> **Task prompt**
Put all of the data below into a Markdown table with two columns, Row and Line, giving each line a row number and leaving out any blank lines.

> **Material supplied**
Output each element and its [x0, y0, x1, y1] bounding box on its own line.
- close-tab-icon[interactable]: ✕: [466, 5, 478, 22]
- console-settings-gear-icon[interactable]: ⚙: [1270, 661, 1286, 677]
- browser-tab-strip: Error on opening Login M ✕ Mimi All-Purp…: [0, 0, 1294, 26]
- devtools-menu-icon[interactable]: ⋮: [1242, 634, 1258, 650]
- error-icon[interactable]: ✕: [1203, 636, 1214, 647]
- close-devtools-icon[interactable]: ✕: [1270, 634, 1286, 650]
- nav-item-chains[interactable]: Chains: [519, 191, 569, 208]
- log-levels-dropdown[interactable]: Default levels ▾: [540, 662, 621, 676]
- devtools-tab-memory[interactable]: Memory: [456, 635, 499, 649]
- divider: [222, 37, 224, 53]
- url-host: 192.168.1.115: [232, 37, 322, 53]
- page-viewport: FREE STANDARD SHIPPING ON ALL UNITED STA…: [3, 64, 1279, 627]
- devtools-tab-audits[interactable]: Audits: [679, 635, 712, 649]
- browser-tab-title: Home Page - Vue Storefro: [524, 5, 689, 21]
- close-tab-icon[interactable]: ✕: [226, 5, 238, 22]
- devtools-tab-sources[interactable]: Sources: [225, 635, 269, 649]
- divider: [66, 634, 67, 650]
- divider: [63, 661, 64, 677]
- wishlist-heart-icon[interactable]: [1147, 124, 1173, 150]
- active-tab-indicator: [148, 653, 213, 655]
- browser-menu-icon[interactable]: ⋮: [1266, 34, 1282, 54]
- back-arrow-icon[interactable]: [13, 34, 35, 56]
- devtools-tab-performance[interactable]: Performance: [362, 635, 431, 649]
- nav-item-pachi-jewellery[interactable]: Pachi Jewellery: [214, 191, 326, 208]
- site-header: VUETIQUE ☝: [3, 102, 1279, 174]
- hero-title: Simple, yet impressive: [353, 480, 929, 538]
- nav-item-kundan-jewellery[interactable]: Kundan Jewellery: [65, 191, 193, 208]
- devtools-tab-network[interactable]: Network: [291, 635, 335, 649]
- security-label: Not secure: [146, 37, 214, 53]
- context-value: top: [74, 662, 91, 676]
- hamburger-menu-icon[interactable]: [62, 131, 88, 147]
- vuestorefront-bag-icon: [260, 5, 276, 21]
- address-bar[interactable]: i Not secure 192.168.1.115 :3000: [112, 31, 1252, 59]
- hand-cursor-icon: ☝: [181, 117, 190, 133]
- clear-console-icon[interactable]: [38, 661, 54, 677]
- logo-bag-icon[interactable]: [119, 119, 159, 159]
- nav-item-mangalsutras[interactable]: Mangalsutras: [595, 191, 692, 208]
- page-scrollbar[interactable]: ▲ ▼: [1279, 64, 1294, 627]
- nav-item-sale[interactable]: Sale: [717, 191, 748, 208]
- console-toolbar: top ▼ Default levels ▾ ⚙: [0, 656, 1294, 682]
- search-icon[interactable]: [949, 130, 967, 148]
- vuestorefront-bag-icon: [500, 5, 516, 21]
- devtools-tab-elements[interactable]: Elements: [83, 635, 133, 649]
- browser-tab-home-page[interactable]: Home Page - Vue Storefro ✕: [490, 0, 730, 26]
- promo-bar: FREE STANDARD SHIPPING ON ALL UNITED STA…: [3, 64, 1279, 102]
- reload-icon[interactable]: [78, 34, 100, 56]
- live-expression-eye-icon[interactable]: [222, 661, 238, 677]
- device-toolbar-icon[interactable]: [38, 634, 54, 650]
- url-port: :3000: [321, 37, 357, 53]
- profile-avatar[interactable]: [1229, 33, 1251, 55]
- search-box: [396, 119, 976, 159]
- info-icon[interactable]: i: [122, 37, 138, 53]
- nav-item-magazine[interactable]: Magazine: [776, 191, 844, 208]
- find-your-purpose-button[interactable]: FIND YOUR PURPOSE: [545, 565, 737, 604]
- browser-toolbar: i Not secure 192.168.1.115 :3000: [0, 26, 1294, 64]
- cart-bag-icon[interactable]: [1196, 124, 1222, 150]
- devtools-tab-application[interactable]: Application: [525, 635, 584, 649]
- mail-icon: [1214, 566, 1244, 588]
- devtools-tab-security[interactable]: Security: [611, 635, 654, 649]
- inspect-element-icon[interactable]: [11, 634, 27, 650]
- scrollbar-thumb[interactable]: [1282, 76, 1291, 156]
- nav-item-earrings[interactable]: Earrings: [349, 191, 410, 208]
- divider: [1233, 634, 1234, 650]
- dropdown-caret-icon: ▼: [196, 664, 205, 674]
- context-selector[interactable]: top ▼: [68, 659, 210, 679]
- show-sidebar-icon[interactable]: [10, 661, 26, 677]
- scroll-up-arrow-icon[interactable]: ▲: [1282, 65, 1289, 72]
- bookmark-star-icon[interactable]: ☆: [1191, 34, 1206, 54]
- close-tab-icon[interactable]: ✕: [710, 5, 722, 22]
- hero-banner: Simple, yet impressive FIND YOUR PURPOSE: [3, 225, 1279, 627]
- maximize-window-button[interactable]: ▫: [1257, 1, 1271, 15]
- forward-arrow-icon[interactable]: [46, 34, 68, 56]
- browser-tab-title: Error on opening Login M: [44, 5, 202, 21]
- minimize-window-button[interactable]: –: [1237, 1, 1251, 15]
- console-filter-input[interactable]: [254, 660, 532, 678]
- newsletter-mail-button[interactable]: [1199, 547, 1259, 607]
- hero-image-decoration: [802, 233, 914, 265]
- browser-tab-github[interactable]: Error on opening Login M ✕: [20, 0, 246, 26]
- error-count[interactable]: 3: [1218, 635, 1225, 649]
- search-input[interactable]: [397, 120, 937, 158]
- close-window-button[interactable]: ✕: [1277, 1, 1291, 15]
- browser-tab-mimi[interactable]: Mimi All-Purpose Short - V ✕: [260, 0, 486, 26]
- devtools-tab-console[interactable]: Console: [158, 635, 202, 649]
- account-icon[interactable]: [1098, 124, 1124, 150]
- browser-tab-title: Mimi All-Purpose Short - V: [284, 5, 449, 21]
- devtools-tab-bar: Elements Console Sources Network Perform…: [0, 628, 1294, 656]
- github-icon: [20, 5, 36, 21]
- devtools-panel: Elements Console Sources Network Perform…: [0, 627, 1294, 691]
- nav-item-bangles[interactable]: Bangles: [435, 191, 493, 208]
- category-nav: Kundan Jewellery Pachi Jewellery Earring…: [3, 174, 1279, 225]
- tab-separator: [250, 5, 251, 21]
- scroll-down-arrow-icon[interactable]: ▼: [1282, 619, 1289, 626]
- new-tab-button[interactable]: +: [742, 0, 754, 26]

> **Reply**
| Row | Line |
|---|---|
| 1 | Output each element and its [x0, y0, x1, y1] bounding box on its own line. |
| 2 | - close-tab-icon[interactable]: ✕: [466, 5, 478, 22] |
| 3 | - console-settings-gear-icon[interactable]: ⚙: [1270, 661, 1286, 677] |
| 4 | - browser-tab-strip: Error on opening Login M ✕ Mimi All-Purp…: [0, 0, 1294, 26] |
| 5 | - devtools-menu-icon[interactable]: ⋮: [1242, 634, 1258, 650] |
| 6 | - error-icon[interactable]: ✕: [1203, 636, 1214, 647] |
| 7 | - close-devtools-icon[interactable]: ✕: [1270, 634, 1286, 650] |
| 8 | - nav-item-chains[interactable]: Chains: [519, 191, 569, 208] |
| 9 | - log-levels-dropdown[interactable]: Default levels ▾: [540, 662, 621, 676] |
| 10 | - devtools-tab-memory[interactable]: Memory: [456, 635, 499, 649] |
| 11 | - divider: [222, 37, 224, 53] |
| 12 | - url-host: 192.168.1.115: [232, 37, 322, 53] |
| 13 | - page-viewport: FREE STANDARD SHIPPING ON ALL UNITED STA…: [3, 64, 1279, 627] |
| 14 | - devtools-tab-audits[interactable]: Audits: [679, 635, 712, 649] |
| 15 | - browser-tab-title: Home Page - Vue Storefro: [524, 5, 689, 21] |
| 16 | - close-tab-icon[interactable]: ✕: [226, 5, 238, 22] |
| 17 | - devtools-tab-sources[interactable]: Sources: [225, 635, 269, 649] |
| 18 | - divider: [66, 634, 67, 650] |
| 19 | - divider: [63, 661, 64, 677] |
| 20 | - wishlist-heart-icon[interactable]: [1147, 124, 1173, 150] |
| 21 | - active-tab-indicator: [148, 653, 213, 655] |
| 22 | - browser-menu-icon[interactable]: ⋮: [1266, 34, 1282, 54] |
| 23 | - back-arrow-icon[interactable]: [13, 34, 35, 56] |
| 24 | - devtools-tab-performance[interactable]: Performance: [362, 635, 431, 649] |
| 25 | - nav-item-pachi-jewellery[interactable]: Pachi Jewellery: [214, 191, 326, 208] |
| 26 | - site-header: VUETIQUE ☝: [3, 102, 1279, 174] |
| 27 | - hero-title: Simple, yet impressive: [353, 480, 929, 538] |
| 28 | - nav-item-kundan-jewellery[interactable]: Kundan Jewellery: [65, 191, 193, 208] |
| 29 | - devtools-tab-network[interactable]: Network: [291, 635, 335, 649] |
| 30 | - security-label: Not secure: [146, 37, 214, 53] |
| 31 | - context-value: top: [74, 662, 91, 676] |
| 32 | - hamburger-menu-icon[interactable]: [62, 131, 88, 147] |
| 33 | - vuestorefront-bag-icon: [260, 5, 276, 21] |
| 34 | - address-bar[interactable]: i Not secure 192.168.1.115 :3000: [112, 31, 1252, 59] |
| 35 | - hand-cursor-icon: ☝: [181, 117, 190, 133] |
| 36 | - clear-console-icon[interactable]: [38, 661, 54, 677] |
| 37 | - logo-bag-icon[interactable]: [119, 119, 159, 159] |
| 38 | - nav-item-mangalsutras[interactable]: Mangalsutras: [595, 191, 692, 208] |
| 39 | - page-scrollbar[interactable]: ▲ ▼: [1279, 64, 1294, 627] |
| 40 | - nav-item-sale[interactable]: Sale: [717, 191, 748, 208] |
| 41 | - console-toolbar: top ▼ Default levels ▾ ⚙: [0, 656, 1294, 682] |
| 42 | - search-icon[interactable]: [949, 130, 967, 148] |
| 43 | - vuestorefront-bag-icon: [500, 5, 516, 21] |
| 44 | - devtools-tab-elements[interactable]: Elements: [83, 635, 133, 649] |
| 45 | - browser-tab-home-page[interactable]: Home Page - Vue Storefro ✕: [490, 0, 730, 26] |
| 46 | - promo-bar: FREE STANDARD SHIPPING ON ALL UNITED STA…: [3, 64, 1279, 102] |
| 47 | - reload-icon[interactable]: [78, 34, 100, 56] |
| 48 | - live-expression-eye-icon[interactable]: [222, 661, 238, 677] |
| 49 | - device-toolbar-icon[interactable]: [38, 634, 54, 650] |
| 50 | - url-port: :3000: [321, 37, 357, 53] |
| 51 | - profile-avatar[interactable]: [1229, 33, 1251, 55] |
| 52 | - search-box: [396, 119, 976, 159] |
| 53 | - info-icon[interactable]: i: [122, 37, 138, 53] |
| 54 | - nav-item-magazine[interactable]: Magazine: [776, 191, 844, 208] |
| 55 | - find-your-purpose-button[interactable]: FIND YOUR PURPOSE: [545, 565, 737, 604] |
| 56 | - browser-toolbar: i Not secure 192.168.1.115 :3000: [0, 26, 1294, 64] |
| 57 | - cart-bag-icon[interactable]: [1196, 124, 1222, 150] |
| 58 | - devtools-tab-application[interactable]: Application: [525, 635, 584, 649] |
| 59 | - mail-icon: [1214, 566, 1244, 588] |
| 60 | - devtools-tab-security[interactable]: Security: [611, 635, 654, 649] |
| 61 | - inspect-element-icon[interactable]: [11, 634, 27, 650] |
| 62 | - scrollbar-thumb[interactable]: [1282, 76, 1291, 156] |
| 63 | - nav-item-earrings[interactable]: Earrings: [349, 191, 410, 208] |
| 64 | - divider: [1233, 634, 1234, 650] |
| 65 | - dropdown-caret-icon: ▼: [196, 664, 205, 674] |
| 66 | - context-selector[interactable]: top ▼: [68, 659, 210, 679] |
| 67 | - show-sidebar-icon[interactable]: [10, 661, 26, 677] |
| 68 | - scroll-up-arrow-icon[interactable]: ▲: [1282, 65, 1289, 72] |
| 69 | - bookmark-star-icon[interactable]: ☆: [1191, 34, 1206, 54] |
| 70 | - close-tab-icon[interactable]: ✕: [710, 5, 722, 22] |
| 71 | - hero-banner: Simple, yet impressive FIND YOUR PURPOSE: [3, 225, 1279, 627] |
| 72 | - maximize-window-button[interactable]: ▫: [1257, 1, 1271, 15] |
| 73 | - forward-arrow-icon[interactable]: [46, 34, 68, 56] |
| 74 | - browser-tab-title: Error on opening Login M: [44, 5, 202, 21] |
| 75 | - minimize-window-button[interactable]: –: [1237, 1, 1251, 15] |
| 76 | - console-filter-input[interactable]: [254, 660, 532, 678] |
| 77 | - newsletter-mail-button[interactable]: [1199, 547, 1259, 607] |
| 78 | - hero-image-decoration: [802, 233, 914, 265] |
| 79 | - browser-tab-github[interactable]: Error on opening Login M ✕: [20, 0, 246, 26] |
| 80 | - error-count[interactable]: 3: [1218, 635, 1225, 649] |
| 81 | - search-input[interactable]: [397, 120, 937, 158] |
| 82 | - close-window-button[interactable]: ✕: [1277, 1, 1291, 15] |
| 83 | - browser-tab-mimi[interactable]: Mimi All-Purpose Short - V ✕: [260, 0, 486, 26] |
| 84 | - devtools-tab-console[interactable]: Console: [158, 635, 202, 649] |
| 85 | - account-icon[interactable]: [1098, 124, 1124, 150] |
| 86 | - browser-tab-title: Mimi All-Purpose Short - V: [284, 5, 449, 21] |
| 87 | - devtools-tab-bar: Elements Console Sources Network Perform…: [0, 628, 1294, 656] |
| 88 | - github-icon: [20, 5, 36, 21] |
| 89 | - devtools-panel: Elements Console Sources Network Perform…: [0, 627, 1294, 691] |
| 90 | - nav-item-bangles[interactable]: Bangles: [435, 191, 493, 208] |
| 91 | - category-nav: Kundan Jewellery Pachi Jewellery Earring…: [3, 174, 1279, 225] |
| 92 | - tab-separator: [250, 5, 251, 21] |
| 93 | - scroll-down-arrow-icon[interactable]: ▼: [1282, 619, 1289, 626] |
| 94 | - new-tab-button[interactable]: +: [742, 0, 754, 26] |